# DATASET EXTRACT
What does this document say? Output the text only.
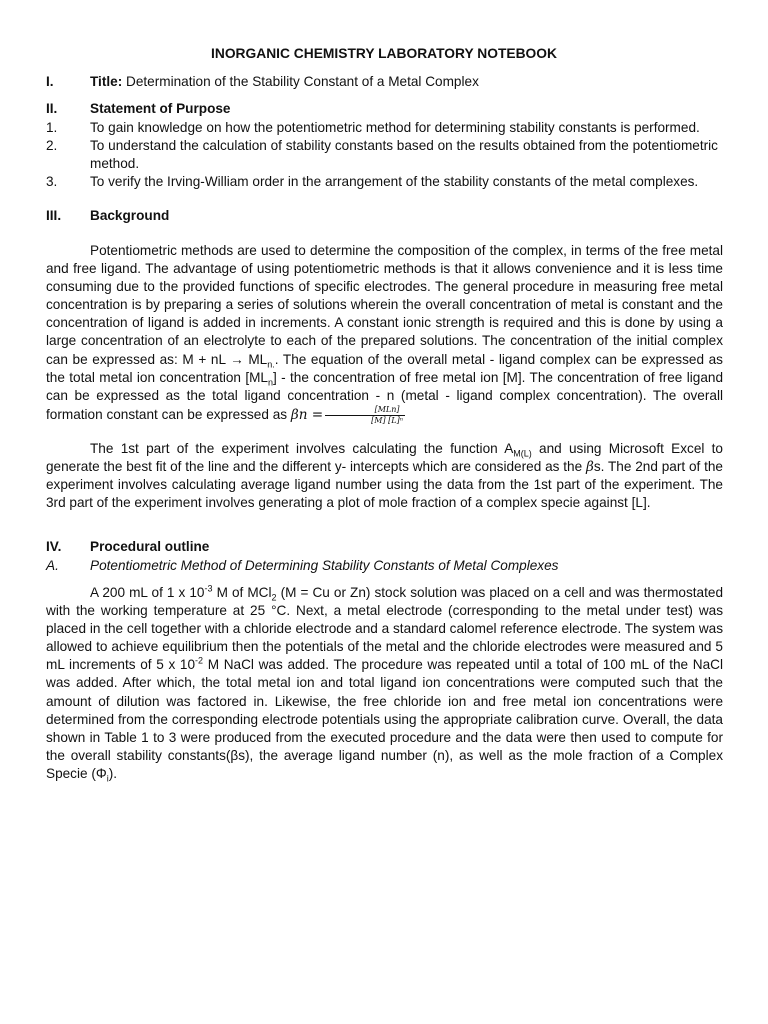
INORGANIC CHEMISTRY LABORATORY NOTEBOOK
I.	Title: Determination of the Stability Constant of a Metal Complex
II. Statement of Purpose
1.	To gain knowledge on how the potentiometric method for determining stability constants is performed.
2.	To understand the calculation of stability constants based on the results obtained from the potentiometric method.
3.	To verify the Irving-William order in the arrangement of the stability constants of the metal complexes.
III. Background
Potentiometric methods are used to determine the composition of the complex, in terms of the free metal and free ligand. The advantage of using potentiometric methods is that it allows convenience and it is less time consuming due to the provided functions of specific electrodes. The general procedure in measuring free metal concentration is by preparing a series of solutions wherein the overall concentration of metal is constant and the concentration of ligand is added in increments. A constant ionic strength is required and this is done by using a large concentration of an electrolyte to each of the prepared solutions. The concentration of the initial complex can be expressed as: M + nL → $ML_{n.}$. The equation of the overall metal - ligand complex can be expressed as the total metal ion concentration $[ML_n]$ - the concentration of free metal ion [M]. The concentration of free ligand can be expressed as the total ligand concentration - n (metal - ligand complex concentration). The overall formation constant can be expressed as $\beta n = \frac{\text{[MLn]}}{\text{[M] [L]ⁿ}}$
The 1st part of the experiment involves calculating the function $A_{M(L)}$ and using Microsoft Excel to generate the best fit of the line and the different y- intercepts which are considered as the βs. The 2nd part of the experiment involves calculating average ligand number using the data from the 1st part of the experiment. The 3rd part of the experiment involves generating a plot of mole fraction of a complex specie against [L].
IV. Procedural outline
A.	Potentiometric Method of Determining Stability Constants of Metal Complexes
A 200 mL of 1 x $10^{-3}$ M of MCl$_2$ (M = Cu or Zn) stock solution was placed on a cell and was thermostated with the working temperature at 25 °C. Next, a metal electrode (corresponding to the metal under test) was placed in the cell together with a chloride electrode and a standard calomel reference electrode. The system was allowed to achieve equilibrium then the potentials of the metal and the chloride electrodes were measured and 5 mL increments of 5 x $10^{-2}$ M NaCl was added. The procedure was repeated until a total of 100 mL of the NaCl was added. After which, the total metal ion and total ligand ion concentrations were computed such that the amount of dilution was factored in. Likewise, the free chloride ion and free metal ion concentrations were determined from the corresponding electrode potentials using the appropriate calibration curve. Overall, the data shown in Table 1 to 3 were produced from the executed procedure and the data were then used to compute for the overall stability constants(βs), the average ligand number (n), as well as the mole fraction of a Complex Specie $(\Phi_i)$.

# WRITTEN EXERCISE
Retype each record exactly as it stands, but do not include the pictures.

# PROBLEM SOLUTION
What does this document say? Output the text only.
INORGANIC CHEMISTRY LABORATORY NOTEBOOK
I.	Title: Determination of the Stability Constant of a Metal Complex
II. Statement of Purpose
1.	To gain knowledge on how the potentiometric method for determining stability constants is performed.
2.	To understand the calculation of stability constants based on the results obtained from the potentiometric method.
3.	To verify the Irving-William order in the arrangement of the stability constants of the metal complexes.
III. Background
Potentiometric methods are used to determine the composition of the complex, in terms of the free metal and free ligand. The advantage of using potentiometric methods is that it allows convenience and it is less time consuming due to the provided functions of specific electrodes. The general procedure in measuring free metal concentration is by preparing a series of solutions wherein the overall concentration of metal is constant and the concentration of ligand is added in increments. A constant ionic strength is required and this is done by using a large concentration of an electrolyte to each of the prepared solutions. The concentration of the initial complex can be expressed as: M + nL → $ML_{n.}$. The equation of the overall metal - ligand complex can be expressed as the total metal ion concentration $[ML_n]$ - the concentration of free metal ion [M]. The concentration of free ligand can be expressed as the total ligand concentration - n (metal - ligand complex concentration). The overall formation constant can be expressed as $\beta n = \frac{\text{[MLn]}}{\text{[M] [L]ⁿ}}$
The 1st part of the experiment involves calculating the function $A_{M(L)}$ and using Microsoft Excel to generate the best fit of the line and the different y- intercepts which are considered as the βs. The 2nd part of the experiment involves calculating average ligand number using the data from the 1st part of the experiment. The 3rd part of the experiment involves generating a plot of mole fraction of a complex specie against [L].
IV. Procedural outline
A.	Potentiometric Method of Determining Stability Constants of Metal Complexes
A 200 mL of 1 x $10^{-3}$ M of MCl$_2$ (M = Cu or Zn) stock solution was placed on a cell and was thermostated with the working temperature at 25 °C. Next, a metal electrode (corresponding to the metal under test) was placed in the cell together with a chloride electrode and a standard calomel reference electrode. The system was allowed to achieve equilibrium then the potentials of the metal and the chloride electrodes were measured and 5 mL increments of 5 x $10^{-2}$ M NaCl was added. The procedure was repeated until a total of 100 mL of the NaCl was added. After which, the total metal ion and total ligand ion concentrations were computed such that the amount of dilution was factored in. Likewise, the free chloride ion and free metal ion concentrations were determined from the corresponding electrode potentials using the appropriate calibration curve. Overall, the data shown in Table 1 to 3 were produced from the executed procedure and the data were then used to compute for the overall stability constants(βs), the average ligand number (n), as well as the mole fraction of a Complex Specie $(\Phi_i)$.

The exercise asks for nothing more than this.